#### EXERCISE INPUTS

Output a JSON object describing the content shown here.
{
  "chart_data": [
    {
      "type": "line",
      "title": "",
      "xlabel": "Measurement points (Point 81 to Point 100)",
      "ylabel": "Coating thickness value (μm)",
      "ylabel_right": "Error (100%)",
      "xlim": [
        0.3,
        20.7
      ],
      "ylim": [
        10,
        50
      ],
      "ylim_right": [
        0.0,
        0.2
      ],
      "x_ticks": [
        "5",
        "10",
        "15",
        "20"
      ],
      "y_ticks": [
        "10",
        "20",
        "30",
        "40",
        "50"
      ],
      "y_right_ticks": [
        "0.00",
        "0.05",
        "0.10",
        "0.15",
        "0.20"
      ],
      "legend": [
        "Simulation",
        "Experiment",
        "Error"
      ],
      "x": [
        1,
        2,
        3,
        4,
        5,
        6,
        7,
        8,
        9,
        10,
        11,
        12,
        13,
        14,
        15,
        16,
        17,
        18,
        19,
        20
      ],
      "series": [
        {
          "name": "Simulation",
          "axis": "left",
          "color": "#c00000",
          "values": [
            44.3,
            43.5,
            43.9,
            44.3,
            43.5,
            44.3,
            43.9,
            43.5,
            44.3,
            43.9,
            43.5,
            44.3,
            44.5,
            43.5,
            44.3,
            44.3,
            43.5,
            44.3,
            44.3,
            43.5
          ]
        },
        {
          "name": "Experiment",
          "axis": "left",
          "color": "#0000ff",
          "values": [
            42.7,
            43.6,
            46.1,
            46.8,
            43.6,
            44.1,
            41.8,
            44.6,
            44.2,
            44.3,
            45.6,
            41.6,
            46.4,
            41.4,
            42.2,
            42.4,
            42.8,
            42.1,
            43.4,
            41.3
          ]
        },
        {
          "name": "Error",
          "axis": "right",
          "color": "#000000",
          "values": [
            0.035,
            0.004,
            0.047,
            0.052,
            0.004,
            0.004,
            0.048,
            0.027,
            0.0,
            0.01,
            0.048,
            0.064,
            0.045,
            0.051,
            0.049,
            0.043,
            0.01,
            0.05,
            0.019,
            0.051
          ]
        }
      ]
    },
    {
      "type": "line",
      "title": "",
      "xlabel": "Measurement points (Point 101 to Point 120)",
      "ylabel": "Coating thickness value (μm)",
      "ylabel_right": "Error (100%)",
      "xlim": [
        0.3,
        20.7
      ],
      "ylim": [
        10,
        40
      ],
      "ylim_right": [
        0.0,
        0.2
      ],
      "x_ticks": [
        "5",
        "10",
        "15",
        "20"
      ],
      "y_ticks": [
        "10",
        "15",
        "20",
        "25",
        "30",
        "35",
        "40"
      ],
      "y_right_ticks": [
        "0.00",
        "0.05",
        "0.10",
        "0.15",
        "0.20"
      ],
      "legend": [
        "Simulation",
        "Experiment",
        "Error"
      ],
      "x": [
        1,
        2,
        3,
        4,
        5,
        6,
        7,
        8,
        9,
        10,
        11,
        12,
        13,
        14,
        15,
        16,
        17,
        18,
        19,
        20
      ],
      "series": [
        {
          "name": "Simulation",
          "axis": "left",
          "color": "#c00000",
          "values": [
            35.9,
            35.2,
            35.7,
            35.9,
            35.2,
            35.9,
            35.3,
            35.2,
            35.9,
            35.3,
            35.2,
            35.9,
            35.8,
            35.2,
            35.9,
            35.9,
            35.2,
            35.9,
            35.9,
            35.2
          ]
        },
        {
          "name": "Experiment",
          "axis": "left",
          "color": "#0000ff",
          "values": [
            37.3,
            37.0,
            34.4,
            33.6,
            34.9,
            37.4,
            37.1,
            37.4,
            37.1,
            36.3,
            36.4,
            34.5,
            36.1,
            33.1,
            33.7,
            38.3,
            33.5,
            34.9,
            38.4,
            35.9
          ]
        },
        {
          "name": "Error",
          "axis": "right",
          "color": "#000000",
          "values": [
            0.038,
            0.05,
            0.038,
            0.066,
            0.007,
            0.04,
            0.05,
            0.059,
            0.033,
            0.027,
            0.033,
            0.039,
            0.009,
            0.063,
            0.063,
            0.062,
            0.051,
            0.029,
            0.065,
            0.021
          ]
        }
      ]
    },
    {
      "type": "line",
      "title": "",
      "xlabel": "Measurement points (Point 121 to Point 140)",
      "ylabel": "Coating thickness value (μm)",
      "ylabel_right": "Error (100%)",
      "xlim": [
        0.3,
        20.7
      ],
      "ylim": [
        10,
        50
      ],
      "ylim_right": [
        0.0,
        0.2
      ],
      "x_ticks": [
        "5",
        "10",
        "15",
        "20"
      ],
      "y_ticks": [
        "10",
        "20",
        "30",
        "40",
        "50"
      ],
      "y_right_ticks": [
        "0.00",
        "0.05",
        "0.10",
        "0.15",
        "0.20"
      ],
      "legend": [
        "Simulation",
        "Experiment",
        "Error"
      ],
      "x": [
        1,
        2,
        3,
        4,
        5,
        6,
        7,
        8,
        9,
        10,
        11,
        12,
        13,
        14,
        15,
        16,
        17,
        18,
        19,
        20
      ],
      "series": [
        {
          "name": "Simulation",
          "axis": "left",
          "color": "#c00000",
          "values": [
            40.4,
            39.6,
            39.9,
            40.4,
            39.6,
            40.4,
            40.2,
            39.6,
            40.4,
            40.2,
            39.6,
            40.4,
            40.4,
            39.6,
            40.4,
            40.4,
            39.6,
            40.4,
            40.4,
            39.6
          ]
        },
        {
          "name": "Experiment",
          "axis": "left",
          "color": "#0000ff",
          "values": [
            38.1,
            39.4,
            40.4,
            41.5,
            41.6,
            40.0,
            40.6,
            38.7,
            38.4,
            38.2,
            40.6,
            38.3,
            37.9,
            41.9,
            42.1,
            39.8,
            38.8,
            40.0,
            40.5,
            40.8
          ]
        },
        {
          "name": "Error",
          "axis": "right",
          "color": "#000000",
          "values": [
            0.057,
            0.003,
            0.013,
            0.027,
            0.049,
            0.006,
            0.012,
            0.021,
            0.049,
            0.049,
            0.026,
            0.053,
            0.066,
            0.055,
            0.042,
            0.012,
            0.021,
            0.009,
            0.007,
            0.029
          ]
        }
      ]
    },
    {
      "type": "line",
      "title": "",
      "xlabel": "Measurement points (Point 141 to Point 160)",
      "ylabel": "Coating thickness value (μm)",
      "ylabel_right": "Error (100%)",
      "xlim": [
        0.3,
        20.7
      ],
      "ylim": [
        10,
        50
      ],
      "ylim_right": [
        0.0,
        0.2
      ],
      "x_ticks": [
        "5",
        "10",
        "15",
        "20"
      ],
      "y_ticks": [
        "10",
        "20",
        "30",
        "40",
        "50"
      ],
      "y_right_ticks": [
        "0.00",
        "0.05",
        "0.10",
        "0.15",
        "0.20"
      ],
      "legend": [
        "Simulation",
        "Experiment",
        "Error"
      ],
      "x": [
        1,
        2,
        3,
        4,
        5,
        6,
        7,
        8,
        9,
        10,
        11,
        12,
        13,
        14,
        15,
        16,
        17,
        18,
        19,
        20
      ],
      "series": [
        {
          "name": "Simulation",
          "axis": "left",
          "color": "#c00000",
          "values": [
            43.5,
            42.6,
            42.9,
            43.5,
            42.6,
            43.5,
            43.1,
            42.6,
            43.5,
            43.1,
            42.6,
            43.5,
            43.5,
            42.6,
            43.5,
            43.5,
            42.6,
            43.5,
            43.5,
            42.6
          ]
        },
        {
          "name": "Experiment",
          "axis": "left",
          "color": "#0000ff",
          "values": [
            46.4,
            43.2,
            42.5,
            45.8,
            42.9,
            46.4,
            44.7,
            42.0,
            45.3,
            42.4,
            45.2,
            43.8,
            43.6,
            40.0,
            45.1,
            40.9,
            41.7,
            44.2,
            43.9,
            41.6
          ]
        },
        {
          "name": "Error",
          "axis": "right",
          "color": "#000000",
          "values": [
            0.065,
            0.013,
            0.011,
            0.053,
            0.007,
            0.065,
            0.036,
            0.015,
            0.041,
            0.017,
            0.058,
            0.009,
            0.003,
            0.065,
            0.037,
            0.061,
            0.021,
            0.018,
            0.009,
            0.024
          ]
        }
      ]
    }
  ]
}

########

— WHAT THE TASK REQUIRES —
Copy each line above containing the string "Point".

— CORRECT OUTPUT —
      "xlabel": "Measurement points (Point 81 to Point 100)",
      "xlabel": "Measurement points (Point 101 to Point 120)",
      "xlabel": "Measurement points (Point 121 to Point 140)",
      "xlabel": "Measurement points (Point 141 to Point 160)",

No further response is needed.